EXERCISE DESCRIPTION |
Exclude the pictures, then copy all remaining records exactly.

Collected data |

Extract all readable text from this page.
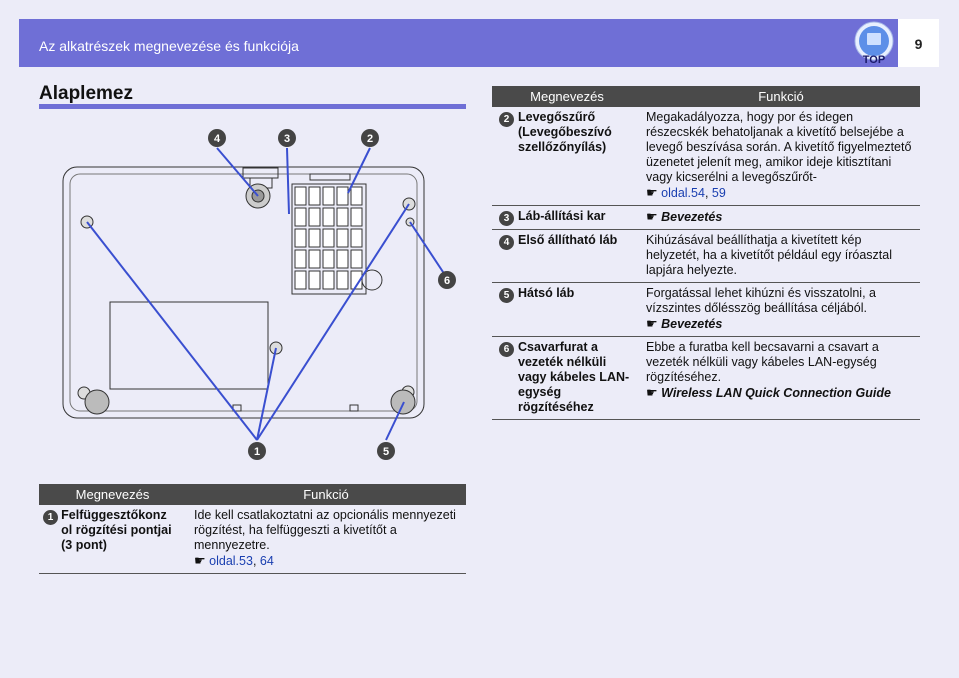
Az alkatrészek megnevezése és funkciója
TOP
9
Alaplemez
4	3	2
6
1	5
Megnevezés		Funkció
2	Levegőszűrő (Levegőbeszívó szellőzőnyílás)	Megakadályozza, hogy por és idegen részecskék behatoljanak a kivetítő belsejébe a levegő beszívása során. A kivetítő figyelmeztető üzenetet jelenít meg, amikor ideje kitisztítani vagy kicserélni a levegőszűrőt-
☛ oldal.54, 59
3	Láb-állítási kar	☛ Bevezetés
4	Első állítható láb	Kihúzásával beállíthatja a kivetített kép helyzetét, ha a kivetítőt például egy íróasztal lapjára helyezte.
5	Hátsó láb	Forgatással lehet kihúzni és visszatolni, a vízszintes dőlésszög beállítása céljából.
☛ Bevezetés
6	Csavarfurat a vezeték nélküli vagy kábeles LAN-egység rögzítéséhez	Ebbe a furatba kell becsavarni a csavart a vezeték nélküli vagy kábeles LAN-egység rögzítéséhez.
☛ Wireless LAN Quick Connection Guide
Megnevezés		Funkció
1	Felfüggesztőkonz ol rögzítési pontjai (3 pont)	Ide kell csatlakoztatni az opcionális mennyezeti rögzítést, ha felfüggeszti a kivetítőt a mennyezetre.
☛ oldal.53, 64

SOLUTION |
Extract all readable text from this page.
Az alkatrészek megnevezése és funkciója
TOP
9
Alaplemez
4	3	2
6
1	5
Megnevezés		Funkció
2	Levegőszűrő (Levegőbeszívó szellőzőnyílás)	Megakadályozza, hogy por és idegen részecskék behatoljanak a kivetítő belsejébe a levegő beszívása során. A kivetítő figyelmeztető üzenetet jelenít meg, amikor ideje kitisztítani vagy kicserélni a levegőszűrőt-
☛ oldal.54, 59
3	Láb-állítási kar	☛ Bevezetés
4	Első állítható láb	Kihúzásával beállíthatja a kivetített kép helyzetét, ha a kivetítőt például egy íróasztal lapjára helyezte.
5	Hátsó láb	Forgatással lehet kihúzni és visszatolni, a vízszintes dőlésszög beállítása céljából.
☛ Bevezetés
6	Csavarfurat a vezeték nélküli vagy kábeles LAN-egység rögzítéséhez	Ebbe a furatba kell becsavarni a csavart a vezeték nélküli vagy kábeles LAN-egység rögzítéséhez.
☛ Wireless LAN Quick Connection Guide
Megnevezés		Funkció
1	Felfüggesztőkonz ol rögzítési pontjai (3 pont)	Ide kell csatlakoztatni az opcionális mennyezeti rögzítést, ha felfüggeszti a kivetítőt a mennyezetre.
☛ oldal.53, 64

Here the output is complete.